## EXERCISE DESCRIPTION
Write out the material again exactly, please, and omit the pictures.
····················
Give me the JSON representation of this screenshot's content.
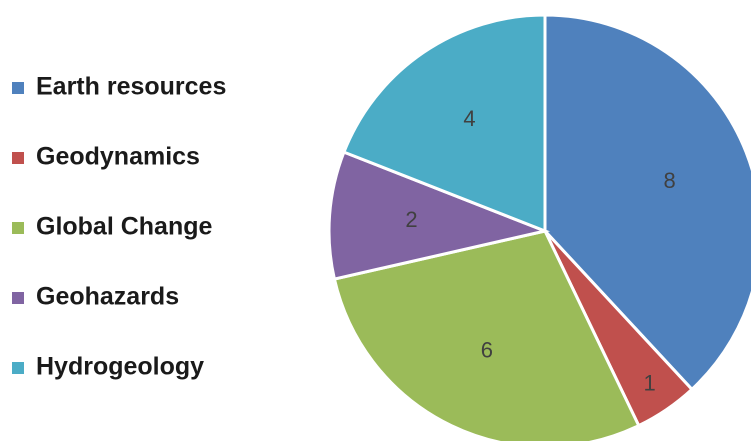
{
  "chart_data": {
    "type": "pie",
    "categories": [
      "Earth resources",
      "Geodynamics",
      "Global Change",
      "Geohazards",
      "Hydrogeology"
    ],
    "values": [
      8,
      1,
      6,
      2,
      4
    ],
    "colors": [
      "#4f81bd",
      "#c0504d",
      "#9bbb59",
      "#8064a2",
      "#4bacc6"
    ],
    "legend": "left"
  }
}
····················
## SOLUTION FOR THIS PROBLEM
Give me the JSON representation of this screenshot's content.
{
  "chart_data": {
    "type": "pie",
    "categories": [
      "Earth resources",
      "Geodynamics",
      "Global Change",
      "Geohazards",
      "Hydrogeology"
    ],
    "values": [
      8,
      1,
      6,
      2,
      4
    ],
    "colors": [
      "#4f81bd",
      "#c0504d",
      "#9bbb59",
      "#8064a2",
      "#4bacc6"
    ],
    "legend": "left"
  }
}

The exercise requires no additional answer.